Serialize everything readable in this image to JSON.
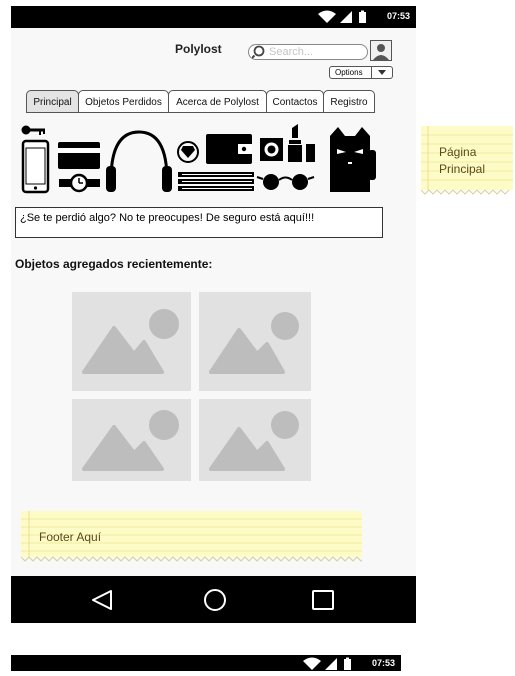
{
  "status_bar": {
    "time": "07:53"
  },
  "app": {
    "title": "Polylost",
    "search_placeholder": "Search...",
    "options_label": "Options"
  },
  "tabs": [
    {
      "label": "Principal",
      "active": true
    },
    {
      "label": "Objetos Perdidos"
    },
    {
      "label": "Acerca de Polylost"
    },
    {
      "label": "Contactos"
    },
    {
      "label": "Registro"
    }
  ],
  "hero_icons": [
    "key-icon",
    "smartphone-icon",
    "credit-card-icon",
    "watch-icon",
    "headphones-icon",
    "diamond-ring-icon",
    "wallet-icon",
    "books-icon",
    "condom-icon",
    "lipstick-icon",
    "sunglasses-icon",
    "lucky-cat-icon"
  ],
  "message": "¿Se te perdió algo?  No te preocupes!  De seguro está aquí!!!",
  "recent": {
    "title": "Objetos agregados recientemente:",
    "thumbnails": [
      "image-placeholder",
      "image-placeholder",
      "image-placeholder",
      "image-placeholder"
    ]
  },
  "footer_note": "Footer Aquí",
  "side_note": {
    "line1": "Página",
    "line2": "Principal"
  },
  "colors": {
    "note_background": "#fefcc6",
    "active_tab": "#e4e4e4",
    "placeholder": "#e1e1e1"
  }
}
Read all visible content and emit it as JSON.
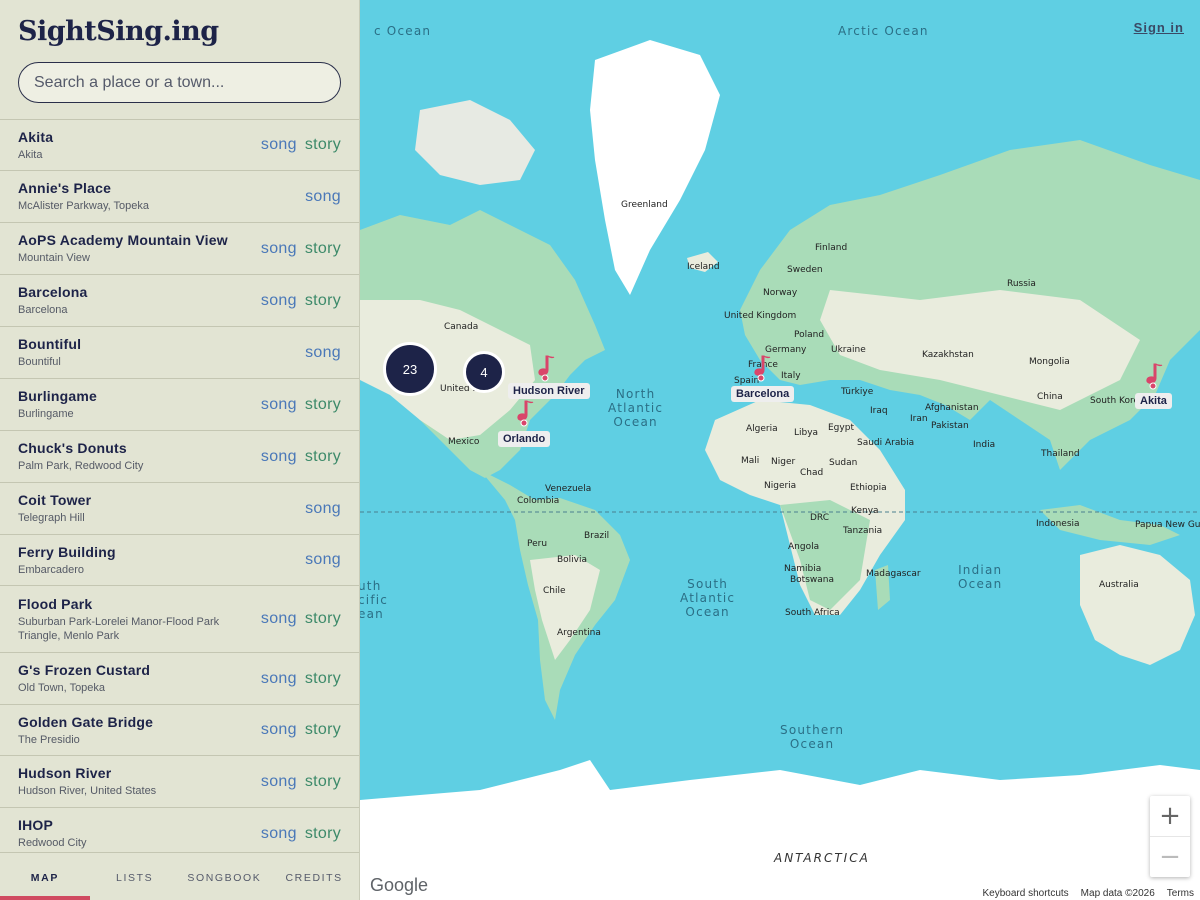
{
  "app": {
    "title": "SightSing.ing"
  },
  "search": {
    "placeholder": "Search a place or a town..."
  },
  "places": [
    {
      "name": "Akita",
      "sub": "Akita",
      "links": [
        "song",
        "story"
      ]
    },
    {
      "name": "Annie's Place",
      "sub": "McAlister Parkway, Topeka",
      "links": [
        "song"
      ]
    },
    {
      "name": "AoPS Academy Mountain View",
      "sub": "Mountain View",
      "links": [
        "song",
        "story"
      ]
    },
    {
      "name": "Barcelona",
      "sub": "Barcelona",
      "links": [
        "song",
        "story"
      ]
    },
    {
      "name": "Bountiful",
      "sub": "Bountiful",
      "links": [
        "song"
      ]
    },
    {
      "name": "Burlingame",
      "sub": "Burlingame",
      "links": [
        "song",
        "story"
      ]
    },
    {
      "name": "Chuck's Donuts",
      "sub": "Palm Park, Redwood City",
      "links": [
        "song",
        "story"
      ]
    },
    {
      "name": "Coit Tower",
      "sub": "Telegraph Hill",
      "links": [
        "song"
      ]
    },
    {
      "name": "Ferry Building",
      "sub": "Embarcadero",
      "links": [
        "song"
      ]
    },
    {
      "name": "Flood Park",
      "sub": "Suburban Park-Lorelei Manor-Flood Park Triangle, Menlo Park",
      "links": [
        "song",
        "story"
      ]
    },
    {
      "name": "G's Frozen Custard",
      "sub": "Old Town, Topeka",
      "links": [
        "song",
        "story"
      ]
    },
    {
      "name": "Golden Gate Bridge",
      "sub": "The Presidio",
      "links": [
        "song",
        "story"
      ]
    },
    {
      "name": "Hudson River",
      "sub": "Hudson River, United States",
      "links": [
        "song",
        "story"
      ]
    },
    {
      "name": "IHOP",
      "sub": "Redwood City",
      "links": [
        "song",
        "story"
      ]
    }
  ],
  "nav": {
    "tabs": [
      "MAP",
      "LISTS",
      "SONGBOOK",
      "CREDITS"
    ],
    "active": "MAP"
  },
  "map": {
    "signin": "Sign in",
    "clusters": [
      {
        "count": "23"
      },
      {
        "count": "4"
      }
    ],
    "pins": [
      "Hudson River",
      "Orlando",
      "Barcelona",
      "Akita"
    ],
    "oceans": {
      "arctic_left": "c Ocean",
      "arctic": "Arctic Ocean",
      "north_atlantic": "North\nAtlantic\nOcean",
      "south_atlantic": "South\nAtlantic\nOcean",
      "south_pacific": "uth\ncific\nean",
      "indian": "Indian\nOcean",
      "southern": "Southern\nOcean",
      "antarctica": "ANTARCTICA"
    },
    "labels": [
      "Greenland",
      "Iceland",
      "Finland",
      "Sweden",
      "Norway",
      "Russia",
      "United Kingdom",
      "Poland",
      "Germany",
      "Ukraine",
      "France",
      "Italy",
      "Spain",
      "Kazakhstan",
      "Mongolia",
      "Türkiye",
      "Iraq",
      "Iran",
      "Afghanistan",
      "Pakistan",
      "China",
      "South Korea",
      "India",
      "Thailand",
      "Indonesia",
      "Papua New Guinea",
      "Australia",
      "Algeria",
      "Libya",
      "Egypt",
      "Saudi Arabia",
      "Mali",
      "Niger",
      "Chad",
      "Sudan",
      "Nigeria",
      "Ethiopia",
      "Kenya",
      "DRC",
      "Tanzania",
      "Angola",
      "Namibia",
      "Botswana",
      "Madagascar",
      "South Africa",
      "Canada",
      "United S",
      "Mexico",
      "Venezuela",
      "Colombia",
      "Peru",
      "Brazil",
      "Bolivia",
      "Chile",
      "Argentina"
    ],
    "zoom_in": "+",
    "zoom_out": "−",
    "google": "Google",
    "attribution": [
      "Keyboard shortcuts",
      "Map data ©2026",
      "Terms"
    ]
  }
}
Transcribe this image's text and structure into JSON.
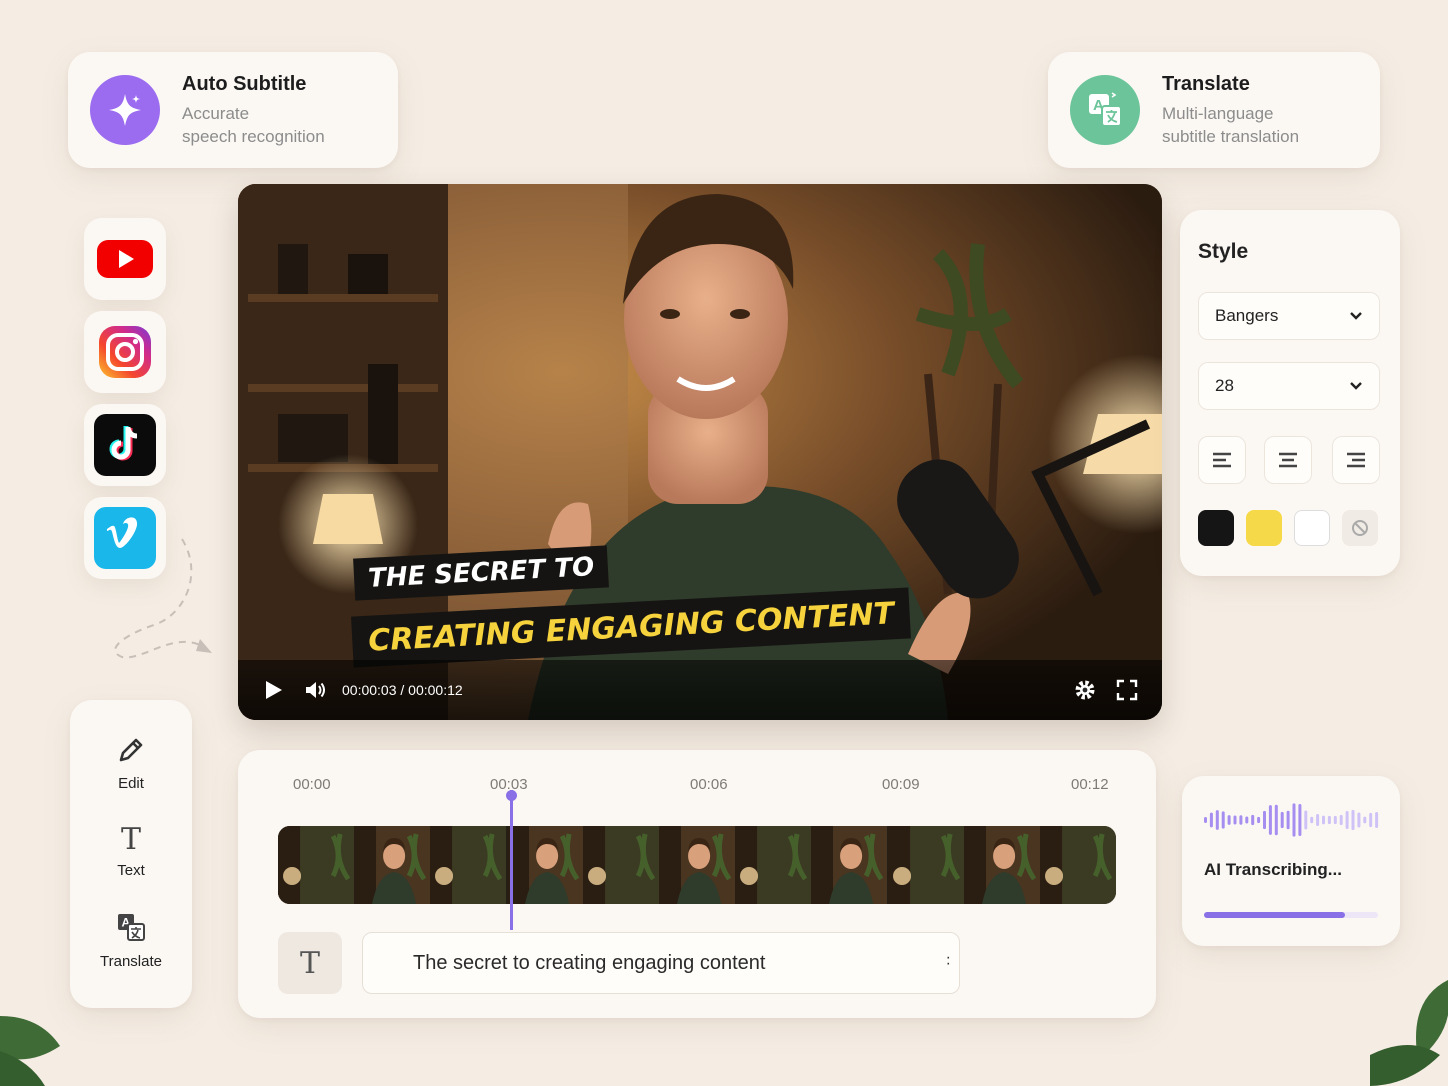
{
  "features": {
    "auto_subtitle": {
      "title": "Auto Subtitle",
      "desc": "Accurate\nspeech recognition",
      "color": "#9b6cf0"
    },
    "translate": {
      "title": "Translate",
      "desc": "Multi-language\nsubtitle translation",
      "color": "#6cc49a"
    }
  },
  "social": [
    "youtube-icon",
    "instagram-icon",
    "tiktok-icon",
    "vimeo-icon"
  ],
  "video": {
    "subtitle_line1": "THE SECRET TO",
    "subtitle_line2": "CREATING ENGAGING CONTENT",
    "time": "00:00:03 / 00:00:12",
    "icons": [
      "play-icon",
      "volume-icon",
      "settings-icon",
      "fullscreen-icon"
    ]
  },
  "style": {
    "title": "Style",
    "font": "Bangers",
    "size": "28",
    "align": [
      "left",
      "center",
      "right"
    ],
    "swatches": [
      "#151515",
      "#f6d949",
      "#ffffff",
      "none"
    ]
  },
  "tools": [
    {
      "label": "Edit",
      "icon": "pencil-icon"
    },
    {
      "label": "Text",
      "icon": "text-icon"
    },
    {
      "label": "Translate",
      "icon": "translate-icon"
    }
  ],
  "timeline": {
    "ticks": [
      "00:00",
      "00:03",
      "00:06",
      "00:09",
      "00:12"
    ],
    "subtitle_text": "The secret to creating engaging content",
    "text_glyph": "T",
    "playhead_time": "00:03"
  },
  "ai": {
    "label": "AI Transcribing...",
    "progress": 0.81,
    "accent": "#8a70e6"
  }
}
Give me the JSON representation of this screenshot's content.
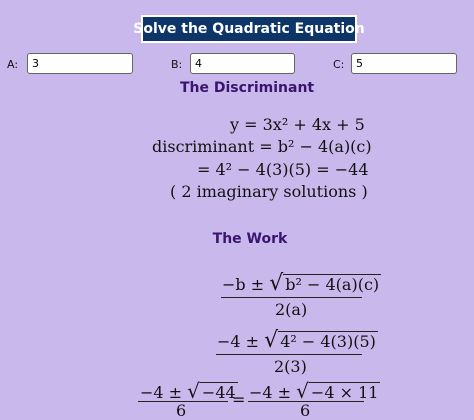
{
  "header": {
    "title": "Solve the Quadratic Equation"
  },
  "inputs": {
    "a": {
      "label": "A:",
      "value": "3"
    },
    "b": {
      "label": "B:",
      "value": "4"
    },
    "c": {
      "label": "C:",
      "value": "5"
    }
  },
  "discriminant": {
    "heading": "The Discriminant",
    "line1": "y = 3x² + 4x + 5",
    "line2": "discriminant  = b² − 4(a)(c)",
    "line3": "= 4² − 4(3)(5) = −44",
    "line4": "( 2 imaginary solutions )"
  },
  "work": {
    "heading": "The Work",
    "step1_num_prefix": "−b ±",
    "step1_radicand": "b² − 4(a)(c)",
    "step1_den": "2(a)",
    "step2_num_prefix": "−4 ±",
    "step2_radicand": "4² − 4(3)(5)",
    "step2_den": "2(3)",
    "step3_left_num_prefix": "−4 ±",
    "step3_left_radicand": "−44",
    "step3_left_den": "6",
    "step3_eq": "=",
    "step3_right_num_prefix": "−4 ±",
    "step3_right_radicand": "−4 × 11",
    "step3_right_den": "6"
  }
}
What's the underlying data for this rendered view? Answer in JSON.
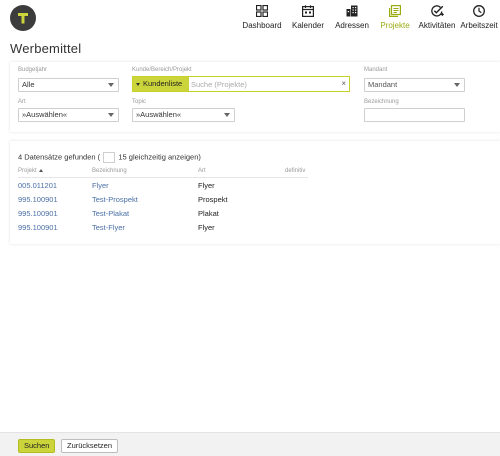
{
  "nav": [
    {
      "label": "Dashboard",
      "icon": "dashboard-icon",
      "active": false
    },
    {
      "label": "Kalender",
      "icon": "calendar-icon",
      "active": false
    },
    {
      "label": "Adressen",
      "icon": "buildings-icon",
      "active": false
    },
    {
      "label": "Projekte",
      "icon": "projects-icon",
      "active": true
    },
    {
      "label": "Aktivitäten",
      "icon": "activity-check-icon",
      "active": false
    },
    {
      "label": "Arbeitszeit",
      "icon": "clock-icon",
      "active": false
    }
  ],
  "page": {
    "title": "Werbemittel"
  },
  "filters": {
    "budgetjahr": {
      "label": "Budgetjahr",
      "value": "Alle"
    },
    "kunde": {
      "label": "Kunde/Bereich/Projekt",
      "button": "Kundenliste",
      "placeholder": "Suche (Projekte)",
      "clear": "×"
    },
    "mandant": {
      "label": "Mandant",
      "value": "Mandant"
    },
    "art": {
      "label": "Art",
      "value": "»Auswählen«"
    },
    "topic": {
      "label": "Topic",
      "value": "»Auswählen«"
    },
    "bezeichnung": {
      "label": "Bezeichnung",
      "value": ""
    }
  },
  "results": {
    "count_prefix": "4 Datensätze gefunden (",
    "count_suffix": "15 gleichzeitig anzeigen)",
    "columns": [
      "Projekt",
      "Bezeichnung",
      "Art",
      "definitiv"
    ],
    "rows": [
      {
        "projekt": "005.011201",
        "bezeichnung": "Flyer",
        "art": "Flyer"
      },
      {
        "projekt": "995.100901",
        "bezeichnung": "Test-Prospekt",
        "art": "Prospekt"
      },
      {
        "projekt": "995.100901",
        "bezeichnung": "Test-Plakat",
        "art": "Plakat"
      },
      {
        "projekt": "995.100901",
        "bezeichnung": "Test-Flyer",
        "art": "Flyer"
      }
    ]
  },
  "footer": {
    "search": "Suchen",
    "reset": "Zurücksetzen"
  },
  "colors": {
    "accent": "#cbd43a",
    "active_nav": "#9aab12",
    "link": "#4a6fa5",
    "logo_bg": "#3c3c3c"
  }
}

***

◆ **The exercise**
Of the lines in the listing, how many hold the word "nOcean"? Nothing but the number is needed.

◆ **Solution**
4